----- Ausgewählter Text

Das war famos! Der konnte das, durfte das und tat es: rüpeln, bölken, spotten und höhnen, sich krümmen vor Kichern über diese Weltverschwörung der Blöden, die das meiste, was er ihnen drübergoß (oft nur ein sanfter Sud aus reinem Zeigen, was ja genug war), nicht mal begreifen konnten in ihrer Steindummheit, mit der sie den ganzen Tag mit dem Schädel im eigenen Hintern durch die Kamera- und Mikrophonwälder flanierten. Na gut, er durfte das nicht immer; hin und wieder muckte ein Entkleideter auf und verlangte Seitenschwärzung wegen menschenrechtswidriger „Schmähkritik“. Was mich an einen Autofahrer denken läßt, der vor Jahren direkt vor meinem flitzenden Rad die Fahrertür aufriß, mich um ein Haar zu Fall und möglicherweise zu Tode gebracht hätte und dem ich deswegen ein „Arschloch!“ entbot. Flugs stieg er wieder in die Karre, eilte mir nach bis zur nächsten roten Ampel, kurbelte die Beifahrerscheibe hinunter und plärrte in hilfloser Empörung: „Ich … bin kein Arschloch!“ Meinetwegen, es war ja alles gesagt und wieder gut.

Nun begann das Schreiben, das ein Sprudeln und Fließen wurde, vom Nachschub des Vorbilds befeuert in dem vorsatzlosen Eifer, alles und jedes und alle und jeden zu vermerken, was und wer auch immer peinlich, peinsam und hirnlos gegen Wahrheit, Schönheit, Geist und Stille sündigte, mit dem bebrillten Oberhintern umriß, was er mit eigenen Händen nur noch zerbröseln konnte, und überhaupt irgendwie die kontemplative Muse stört, zu der der Mensch grundsätzlich ebenso geschaffen ist wie die Katze und das Moos. Das machte in fast jedem Fall wie jede berechtigte Randale schlagartig gelassen, zufrieden und versöhnt entspannt; so fand auch manch Idyll den Weg aufs Papier.

----------
----- Daten

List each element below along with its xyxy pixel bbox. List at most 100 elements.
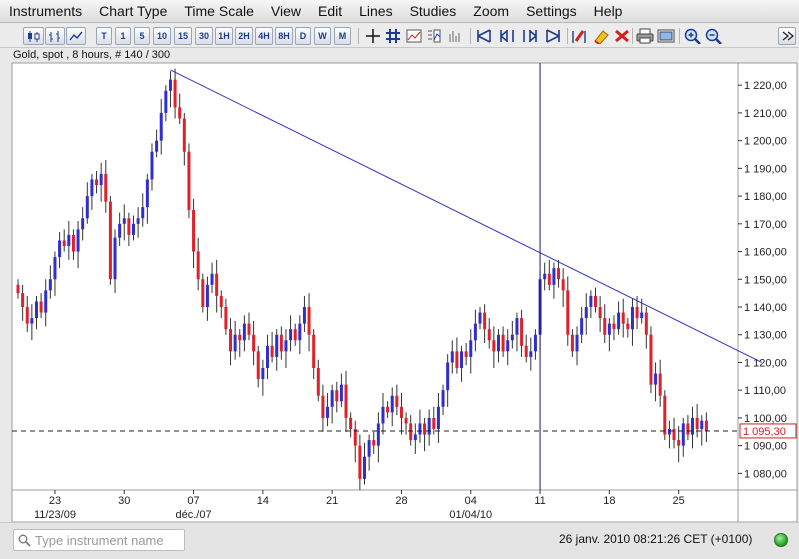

----------

#### Aufgaben
a – Was ruft der Autofahrer im ausgewählten Text über das Schreiben an der roten Ampel durch die heruntergekurbelte Beifahrerscheibe?
b – Schreibe den ausgewählten Text über das Schreiben im Anschluss an seinen letzten Satz weiter.

#### Antworten
a – „Ich … bin kein Arschloch!“

b –
Bald erschien das Bild eines über die Jahrzehnte hingesudelten Lebensromans vor dem träumenden Auge: vielbändig in Feinleinen fadengeheftet, mit Farbschnitt und Bändchen und aquarelliertem Schutzumschlag, numeriert nach Hundertern. Daraus wurde nichts oder halt bloß ein halbes Dutzend selbstverlegter Taschenbücher in dreißig Jahren; immerhin die Hunderter stehen drauf, dies und das gesellte sich.

Hingegen wuchs der Stapel seiner Werke wie ein Baum, verzweigte und verästelte sich, wucherte aus und warf vielfarbiges Laub in die Welt, der zum Glück inzwischen besseres einfällt, als es zusammenzurechen und auf den Kompost zu schmeißen. Er hat’s ja auch viel mehr verdient als der Wurm, der in seinem Schatten an der Wurzel zuzelt und ohne ihn vielleicht nie eine gescheite Zeile zustandegebracht (oder gelesen) hätte.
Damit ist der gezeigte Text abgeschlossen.